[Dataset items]
_ _ _ _

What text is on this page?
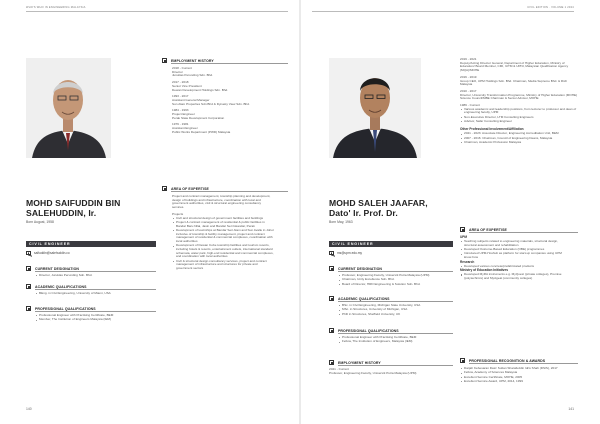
WHO'S WHO IN ENGINEERING MALAYSIA	CIVIL EDITION · VOLUME 1 2024
140	141
MOHD SAIFUDDIN BIN
SALEHUDDIN, Ir.
Born August, 1958
CIVIL ENGINEER
saifuddin@salehuddin.co
CURRENT DESIGNATION
Director, Juruklas Perunding Sdn. Bhd.
ACADEMIC QUALIFICATIONS
BEng. in Civil Engineering, University of Miami, USA
PROFESSIONAL QUALIFICATIONS
Professional Engineer with Practising Certificate, BEM
Member, The Institution of Engineers Malaysia (IEM)
EMPLOYMENT HISTORY
2018 - Current
Director
Juruklas Perunding Sdn. Bhd.
2017 - 2018
Senior Vice President
Dewan Development Holdings Sdn. Bhd.
1993 - 2017
Assistant General Manager
Sun Alam Properties Sdn Bhd & Dynasty View Sdn. Bhd.
1984 - 1993
Project Engineer
Perak State Development Corporation
1979 - 1981
Assistant Engineer
Public Works Department (PWD) Malaysia
AREA OF EXPERTISE
Project and contract management, township planning and development, design of buildings and infrastructure, coordination with local and government authorities, civil & structural engineering consultancy services.
Projects
Civil and structural design of government facilities and buildings
Project & contract management of residential & public facilities in Bandar Baru Nilai, Jasin and Bandar Seri Iskandar, Perak
Development of townships at Bandar Seri Alam and Sun Avalle in Johor inclusive of township & facility management, project and contract management of residential & commercial complexes, coordination with local authorities
Development of Dewan Cobe township facilities and tourism resorts, including hotels & resorts, entertainment outlets, international standard schemata, water park, high-end residential and commercial complexes, and coordination with local authorities
Civil & structural design consultancy services, project and contract management of infrastructure and structures for private and government sectors
MOHD SALEH JAAFAR,
Dato' Ir. Prof. Dr.
Born May, 1963
CIVIL ENGINEER
ms@upm.edu.my
CURRENT DESIGNATION
Professor, Engineering Faculty, Universiti Putra Malaysia (UPM)
Chairman, Unity Excellence Sdn. Bhd.
Board of Director, HRD Engineering & Solution Sdn. Bhd.
ACADEMIC QUALIFICATIONS
BSc. in Civil Engineering, Michigan State University, USA
MSc. in Structures, University of Michigan, USA
PhD in Structures, Sheffield University, UK
PROFESSIONAL QUALIFICATIONS
Professional Engineer with Practising Certificate, BEM
Fellow, The Institution of Engineers, Malaysia (IEM)
EMPLOYMENT HISTORY
2021 - Current
Professor, Engineering Faculty, Universiti Putra Malaysia (UPM)
2019 - 2021
Deputy/Acting Director General, Department of Higher Education, Ministry of Education/ Board Member, CMI, IUTM & UPNI, Malaysian Qualification Agency (MQA)/MOHE
2016 - 2019
Group CEO, UPM Holdings Sdn. Bhd. Chairman, Media Supreme Bhd. & Rich Malaysia
2010 - 2017
Director, University Transformation Programme, Ministry of Higher Education (MOHE) Science Council/MBE Chairman & Senior Advisor, MOHE
1989 - Current
Various academic and leadership positions, from lecturer to professor and dean of engineering faculty, UPM
Non-Executive Director, LTM Consulting Engineers
Advisor, Safar Consulting Engineer
Other Professional Involvement/Affiliation
2021 - 2023: Associate Director, Engineering Accreditation Unit, BEM
2007 - 2016: Chairman, Council of Engineering Deans, Malaysia
Chairman, Academic Profession Malaysia
AREA OF EXPERTISE
UPM
Teaching subjects related to engineering materials, structural design, structural assessment and rehabilitation
Developed Outcome-Based Education (OBE) programmes
Introduced UPM-Hoshub as platform for start-up companies using UPM know-how
Research
Developed various concrete/prefabricated products
Ministry of Education Initiatives
Developed MyRA instruments e.g. MyQuest (private colleges), Premise (polytechnics) and MyAgeat (community colleges)
PROFESSIONAL RECOGNITION & AWARDS
Darjah Kebesaran Dato' Sultan Sharafuddin Idris Shah (DSIS), 2017
Fellow, Academy of Sciences Malaysia
Excellent Service Certificate, MOHE, 2005
Excellent Service Award, UPM, 2014, 1999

_ _ _ _

**EXERCISE PROMPT**
What comes back should match the records exactly, minus any pictures.

**RESPONSE TO THE TASK**
What text is on this page?
WHO'S WHO IN ENGINEERING MALAYSIA	CIVIL EDITION · VOLUME 1 2024
140	141
MOHD SAIFUDDIN BIN
SALEHUDDIN, Ir.
Born August, 1958
CIVIL ENGINEER
saifuddin@salehuddin.co
CURRENT DESIGNATION
Director, Juruklas Perunding Sdn. Bhd.
ACADEMIC QUALIFICATIONS
BEng. in Civil Engineering, University of Miami, USA
PROFESSIONAL QUALIFICATIONS
Professional Engineer with Practising Certificate, BEM
Member, The Institution of Engineers Malaysia (IEM)
EMPLOYMENT HISTORY
2018 - Current
Director
Juruklas Perunding Sdn. Bhd.
2017 - 2018
Senior Vice President
Dewan Development Holdings Sdn. Bhd.
1993 - 2017
Assistant General Manager
Sun Alam Properties Sdn Bhd & Dynasty View Sdn. Bhd.
1984 - 1993
Project Engineer
Perak State Development Corporation
1979 - 1981
Assistant Engineer
Public Works Department (PWD) Malaysia
AREA OF EXPERTISE
Project and contract management, township planning and development, design of buildings and infrastructure, coordination with local and government authorities, civil & structural engineering consultancy services.
Projects
Civil and structural design of government facilities and buildings
Project & contract management of residential & public facilities in Bandar Baru Nilai, Jasin and Bandar Seri Iskandar, Perak
Development of townships at Bandar Seri Alam and Sun Avalle in Johor inclusive of township & facility management, project and contract management of residential & commercial complexes, coordination with local authorities
Development of Dewan Cobe township facilities and tourism resorts, including hotels & resorts, entertainment outlets, international standard schemata, water park, high-end residential and commercial complexes, and coordination with local authorities
Civil & structural design consultancy services, project and contract management of infrastructure and structures for private and government sectors
MOHD SALEH JAAFAR,
Dato' Ir. Prof. Dr.
Born May, 1963
CIVIL ENGINEER
ms@upm.edu.my
CURRENT DESIGNATION
Professor, Engineering Faculty, Universiti Putra Malaysia (UPM)
Chairman, Unity Excellence Sdn. Bhd.
Board of Director, HRD Engineering & Solution Sdn. Bhd.
ACADEMIC QUALIFICATIONS
BSc. in Civil Engineering, Michigan State University, USA
MSc. in Structures, University of Michigan, USA
PhD in Structures, Sheffield University, UK
PROFESSIONAL QUALIFICATIONS
Professional Engineer with Practising Certificate, BEM
Fellow, The Institution of Engineers, Malaysia (IEM)
EMPLOYMENT HISTORY
2021 - Current
Professor, Engineering Faculty, Universiti Putra Malaysia (UPM)
2019 - 2021
Deputy/Acting Director General, Department of Higher Education, Ministry of Education/ Board Member, CMI, IUTM & UPNI, Malaysian Qualification Agency (MQA)/MOHE
2016 - 2019
Group CEO, UPM Holdings Sdn. Bhd. Chairman, Media Supreme Bhd. & Rich Malaysia
2010 - 2017
Director, University Transformation Programme, Ministry of Higher Education (MOHE) Science Council/MBE Chairman & Senior Advisor, MOHE
1989 - Current
Various academic and leadership positions, from lecturer to professor and dean of engineering faculty, UPM
Non-Executive Director, LTM Consulting Engineers
Advisor, Safar Consulting Engineer
Other Professional Involvement/Affiliation
2021 - 2023: Associate Director, Engineering Accreditation Unit, BEM
2007 - 2016: Chairman, Council of Engineering Deans, Malaysia
Chairman, Academic Profession Malaysia
AREA OF EXPERTISE
UPM
Teaching subjects related to engineering materials, structural design, structural assessment and rehabilitation
Developed Outcome-Based Education (OBE) programmes
Introduced UPM-Hoshub as platform for start-up companies using UPM know-how
Research
Developed various concrete/prefabricated products
Ministry of Education Initiatives
Developed MyRA instruments e.g. MyQuest (private colleges), Premise (polytechnics) and MyAgeat (community colleges)
PROFESSIONAL RECOGNITION & AWARDS
Darjah Kebesaran Dato' Sultan Sharafuddin Idris Shah (DSIS), 2017
Fellow, Academy of Sciences Malaysia
Excellent Service Certificate, MOHE, 2005
Excellent Service Award, UPM, 2014, 1999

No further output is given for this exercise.